Reproduce all of the data word for word.

━━━ Rows

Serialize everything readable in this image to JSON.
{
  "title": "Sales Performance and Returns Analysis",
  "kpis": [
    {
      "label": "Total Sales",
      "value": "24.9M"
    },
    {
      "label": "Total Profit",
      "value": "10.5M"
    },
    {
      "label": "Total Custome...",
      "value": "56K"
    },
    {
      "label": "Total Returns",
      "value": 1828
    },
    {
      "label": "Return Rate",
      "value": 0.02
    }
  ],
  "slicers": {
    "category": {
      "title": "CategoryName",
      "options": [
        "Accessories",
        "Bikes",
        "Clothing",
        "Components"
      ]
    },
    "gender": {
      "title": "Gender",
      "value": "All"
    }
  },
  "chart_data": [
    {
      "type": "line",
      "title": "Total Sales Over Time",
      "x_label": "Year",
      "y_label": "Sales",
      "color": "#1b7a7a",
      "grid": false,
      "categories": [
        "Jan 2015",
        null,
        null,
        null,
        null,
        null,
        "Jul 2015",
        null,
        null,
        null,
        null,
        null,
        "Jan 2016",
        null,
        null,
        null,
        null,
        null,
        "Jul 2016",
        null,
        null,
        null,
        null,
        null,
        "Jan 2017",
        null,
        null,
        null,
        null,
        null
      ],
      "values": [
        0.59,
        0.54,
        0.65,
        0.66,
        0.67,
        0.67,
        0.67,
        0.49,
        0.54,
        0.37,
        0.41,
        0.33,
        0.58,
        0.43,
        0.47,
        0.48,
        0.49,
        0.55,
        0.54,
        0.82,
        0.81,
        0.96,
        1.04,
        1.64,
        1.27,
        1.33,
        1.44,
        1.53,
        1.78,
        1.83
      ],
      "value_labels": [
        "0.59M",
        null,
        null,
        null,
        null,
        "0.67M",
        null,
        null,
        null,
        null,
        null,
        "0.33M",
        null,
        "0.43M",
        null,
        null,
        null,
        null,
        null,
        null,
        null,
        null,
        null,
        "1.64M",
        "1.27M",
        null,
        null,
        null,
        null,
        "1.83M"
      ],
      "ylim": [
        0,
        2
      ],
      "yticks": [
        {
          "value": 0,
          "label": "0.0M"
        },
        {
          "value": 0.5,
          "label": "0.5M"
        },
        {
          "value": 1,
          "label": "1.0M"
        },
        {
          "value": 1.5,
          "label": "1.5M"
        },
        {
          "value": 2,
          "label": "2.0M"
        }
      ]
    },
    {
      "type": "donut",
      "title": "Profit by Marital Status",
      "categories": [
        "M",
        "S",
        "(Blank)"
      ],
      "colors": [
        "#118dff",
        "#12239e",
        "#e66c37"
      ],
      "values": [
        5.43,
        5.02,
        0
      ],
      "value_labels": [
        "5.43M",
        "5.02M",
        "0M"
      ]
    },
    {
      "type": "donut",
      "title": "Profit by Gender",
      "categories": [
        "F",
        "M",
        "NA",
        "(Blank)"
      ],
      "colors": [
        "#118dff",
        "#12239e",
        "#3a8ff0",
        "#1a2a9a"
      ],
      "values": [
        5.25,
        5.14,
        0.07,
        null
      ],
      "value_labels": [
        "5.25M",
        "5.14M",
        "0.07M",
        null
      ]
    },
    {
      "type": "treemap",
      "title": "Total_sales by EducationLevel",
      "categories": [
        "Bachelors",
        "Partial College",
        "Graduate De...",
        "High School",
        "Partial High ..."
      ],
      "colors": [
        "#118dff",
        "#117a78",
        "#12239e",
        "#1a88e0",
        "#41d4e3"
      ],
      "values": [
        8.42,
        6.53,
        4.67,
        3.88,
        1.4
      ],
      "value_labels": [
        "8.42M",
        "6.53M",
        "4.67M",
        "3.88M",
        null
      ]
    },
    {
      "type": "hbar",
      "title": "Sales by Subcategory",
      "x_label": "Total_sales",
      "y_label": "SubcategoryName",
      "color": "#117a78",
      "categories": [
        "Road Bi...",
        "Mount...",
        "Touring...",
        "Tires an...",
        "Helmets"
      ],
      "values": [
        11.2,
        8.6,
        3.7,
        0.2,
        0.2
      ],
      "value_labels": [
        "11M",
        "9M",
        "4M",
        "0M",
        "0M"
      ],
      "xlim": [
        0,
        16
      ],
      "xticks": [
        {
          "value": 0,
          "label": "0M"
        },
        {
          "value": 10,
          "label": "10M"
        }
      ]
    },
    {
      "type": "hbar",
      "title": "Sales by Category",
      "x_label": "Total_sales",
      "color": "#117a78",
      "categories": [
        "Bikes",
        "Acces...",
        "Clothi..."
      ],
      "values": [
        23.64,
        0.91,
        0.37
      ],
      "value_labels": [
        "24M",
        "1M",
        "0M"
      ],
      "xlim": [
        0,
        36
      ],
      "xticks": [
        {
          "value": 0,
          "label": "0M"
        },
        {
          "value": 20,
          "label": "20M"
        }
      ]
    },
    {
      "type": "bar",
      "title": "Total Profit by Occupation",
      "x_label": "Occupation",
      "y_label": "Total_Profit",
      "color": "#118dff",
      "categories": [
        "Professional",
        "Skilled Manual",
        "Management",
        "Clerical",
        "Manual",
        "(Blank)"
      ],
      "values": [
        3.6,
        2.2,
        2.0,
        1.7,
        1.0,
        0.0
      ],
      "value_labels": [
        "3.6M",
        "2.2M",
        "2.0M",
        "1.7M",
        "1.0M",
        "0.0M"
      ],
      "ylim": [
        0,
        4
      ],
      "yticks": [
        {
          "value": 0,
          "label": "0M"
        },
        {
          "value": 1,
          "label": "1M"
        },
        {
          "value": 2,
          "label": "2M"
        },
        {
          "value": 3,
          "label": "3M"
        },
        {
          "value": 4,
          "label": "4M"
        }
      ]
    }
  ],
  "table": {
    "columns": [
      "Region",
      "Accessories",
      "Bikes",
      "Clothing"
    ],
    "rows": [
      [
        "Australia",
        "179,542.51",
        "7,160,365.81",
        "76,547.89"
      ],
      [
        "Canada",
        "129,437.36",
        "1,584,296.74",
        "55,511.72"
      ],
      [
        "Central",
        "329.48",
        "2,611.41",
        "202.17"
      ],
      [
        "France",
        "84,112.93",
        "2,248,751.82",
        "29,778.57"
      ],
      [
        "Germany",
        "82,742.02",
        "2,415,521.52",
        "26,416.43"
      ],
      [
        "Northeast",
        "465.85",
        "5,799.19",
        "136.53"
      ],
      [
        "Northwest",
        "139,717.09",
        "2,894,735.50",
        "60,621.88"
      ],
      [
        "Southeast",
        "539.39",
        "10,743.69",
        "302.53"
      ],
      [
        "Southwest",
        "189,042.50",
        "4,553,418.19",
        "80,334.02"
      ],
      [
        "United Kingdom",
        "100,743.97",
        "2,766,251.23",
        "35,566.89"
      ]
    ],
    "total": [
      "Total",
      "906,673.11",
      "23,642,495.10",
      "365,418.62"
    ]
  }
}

━━━━━━

Exercise result
Serialize everything readable in this image to JSON.
{
  "title": "Sales Performance and Returns Analysis",
  "kpis": [
    {
      "label": "Total Sales",
      "value": "24.9M"
    },
    {
      "label": "Total Profit",
      "value": "10.5M"
    },
    {
      "label": "Total Custome...",
      "value": "56K"
    },
    {
      "label": "Total Returns",
      "value": 1828
    },
    {
      "label": "Return Rate",
      "value": 0.02
    }
  ],
  "slicers": {
    "category": {
      "title": "CategoryName",
      "options": [
        "Accessories",
        "Bikes",
        "Clothing",
        "Components"
      ]
    },
    "gender": {
      "title": "Gender",
      "value": "All"
    }
  },
  "chart_data": [
    {
      "type": "line",
      "title": "Total Sales Over Time",
      "x_label": "Year",
      "y_label": "Sales",
      "color": "#1b7a7a",
      "grid": false,
      "categories": [
        "Jan 2015",
        null,
        null,
        null,
        null,
        null,
        "Jul 2015",
        null,
        null,
        null,
        null,
        null,
        "Jan 2016",
        null,
        null,
        null,
        null,
        null,
        "Jul 2016",
        null,
        null,
        null,
        null,
        null,
        "Jan 2017",
        null,
        null,
        null,
        null,
        null
      ],
      "values": [
        0.59,
        0.54,
        0.65,
        0.66,
        0.67,
        0.67,
        0.67,
        0.49,
        0.54,
        0.37,
        0.41,
        0.33,
        0.58,
        0.43,
        0.47,
        0.48,
        0.49,
        0.55,
        0.54,
        0.82,
        0.81,
        0.96,
        1.04,
        1.64,
        1.27,
        1.33,
        1.44,
        1.53,
        1.78,
        1.83
      ],
      "value_labels": [
        "0.59M",
        null,
        null,
        null,
        null,
        "0.67M",
        null,
        null,
        null,
        null,
        null,
        "0.33M",
        null,
        "0.43M",
        null,
        null,
        null,
        null,
        null,
        null,
        null,
        null,
        null,
        "1.64M",
        "1.27M",
        null,
        null,
        null,
        null,
        "1.83M"
      ],
      "ylim": [
        0,
        2
      ],
      "yticks": [
        {
          "value": 0,
          "label": "0.0M"
        },
        {
          "value": 0.5,
          "label": "0.5M"
        },
        {
          "value": 1,
          "label": "1.0M"
        },
        {
          "value": 1.5,
          "label": "1.5M"
        },
        {
          "value": 2,
          "label": "2.0M"
        }
      ]
    },
    {
      "type": "donut",
      "title": "Profit by Marital Status",
      "categories": [
        "M",
        "S",
        "(Blank)"
      ],
      "colors": [
        "#118dff",
        "#12239e",
        "#e66c37"
      ],
      "values": [
        5.43,
        5.02,
        0
      ],
      "value_labels": [
        "5.43M",
        "5.02M",
        "0M"
      ]
    },
    {
      "type": "donut",
      "title": "Profit by Gender",
      "categories": [
        "F",
        "M",
        "NA",
        "(Blank)"
      ],
      "colors": [
        "#118dff",
        "#12239e",
        "#3a8ff0",
        "#1a2a9a"
      ],
      "values": [
        5.25,
        5.14,
        0.07,
        null
      ],
      "value_labels": [
        "5.25M",
        "5.14M",
        "0.07M",
        null
      ]
    },
    {
      "type": "treemap",
      "title": "Total_sales by EducationLevel",
      "categories": [
        "Bachelors",
        "Partial College",
        "Graduate De...",
        "High School",
        "Partial High ..."
      ],
      "colors": [
        "#118dff",
        "#117a78",
        "#12239e",
        "#1a88e0",
        "#41d4e3"
      ],
      "values": [
        8.42,
        6.53,
        4.67,
        3.88,
        1.4
      ],
      "value_labels": [
        "8.42M",
        "6.53M",
        "4.67M",
        "3.88M",
        null
      ]
    },
    {
      "type": "hbar",
      "title": "Sales by Subcategory",
      "x_label": "Total_sales",
      "y_label": "SubcategoryName",
      "color": "#117a78",
      "categories": [
        "Road Bi...",
        "Mount...",
        "Touring...",
        "Tires an...",
        "Helmets"
      ],
      "values": [
        11.2,
        8.6,
        3.7,
        0.2,
        0.2
      ],
      "value_labels": [
        "11M",
        "9M",
        "4M",
        "0M",
        "0M"
      ],
      "xlim": [
        0,
        16
      ],
      "xticks": [
        {
          "value": 0,
          "label": "0M"
        },
        {
          "value": 10,
          "label": "10M"
        }
      ]
    },
    {
      "type": "hbar",
      "title": "Sales by Category",
      "x_label": "Total_sales",
      "color": "#117a78",
      "categories": [
        "Bikes",
        "Acces...",
        "Clothi..."
      ],
      "values": [
        23.64,
        0.91,
        0.37
      ],
      "value_labels": [
        "24M",
        "1M",
        "0M"
      ],
      "xlim": [
        0,
        36
      ],
      "xticks": [
        {
          "value": 0,
          "label": "0M"
        },
        {
          "value": 20,
          "label": "20M"
        }
      ]
    },
    {
      "type": "bar",
      "title": "Total Profit by Occupation",
      "x_label": "Occupation",
      "y_label": "Total_Profit",
      "color": "#118dff",
      "categories": [
        "Professional",
        "Skilled Manual",
        "Management",
        "Clerical",
        "Manual",
        "(Blank)"
      ],
      "values": [
        3.6,
        2.2,
        2.0,
        1.7,
        1.0,
        0.0
      ],
      "value_labels": [
        "3.6M",
        "2.2M",
        "2.0M",
        "1.7M",
        "1.0M",
        "0.0M"
      ],
      "ylim": [
        0,
        4
      ],
      "yticks": [
        {
          "value": 0,
          "label": "0M"
        },
        {
          "value": 1,
          "label": "1M"
        },
        {
          "value": 2,
          "label": "2M"
        },
        {
          "value": 3,
          "label": "3M"
        },
        {
          "value": 4,
          "label": "4M"
        }
      ]
    }
  ],
  "table": {
    "columns": [
      "Region",
      "Accessories",
      "Bikes",
      "Clothing"
    ],
    "rows": [
      [
        "Australia",
        "179,542.51",
        "7,160,365.81",
        "76,547.89"
      ],
      [
        "Canada",
        "129,437.36",
        "1,584,296.74",
        "55,511.72"
      ],
      [
        "Central",
        "329.48",
        "2,611.41",
        "202.17"
      ],
      [
        "France",
        "84,112.93",
        "2,248,751.82",
        "29,778.57"
      ],
      [
        "Germany",
        "82,742.02",
        "2,415,521.52",
        "26,416.43"
      ],
      [
        "Northeast",
        "465.85",
        "5,799.19",
        "136.53"
      ],
      [
        "Northwest",
        "139,717.09",
        "2,894,735.50",
        "60,621.88"
      ],
      [
        "Southeast",
        "539.39",
        "10,743.69",
        "302.53"
      ],
      [
        "Southwest",
        "189,042.50",
        "4,553,418.19",
        "80,334.02"
      ],
      [
        "United Kingdom",
        "100,743.97",
        "2,766,251.23",
        "35,566.89"
      ]
    ],
    "total": [
      "Total",
      "906,673.11",
      "23,642,495.10",
      "365,418.62"
    ]
  }
}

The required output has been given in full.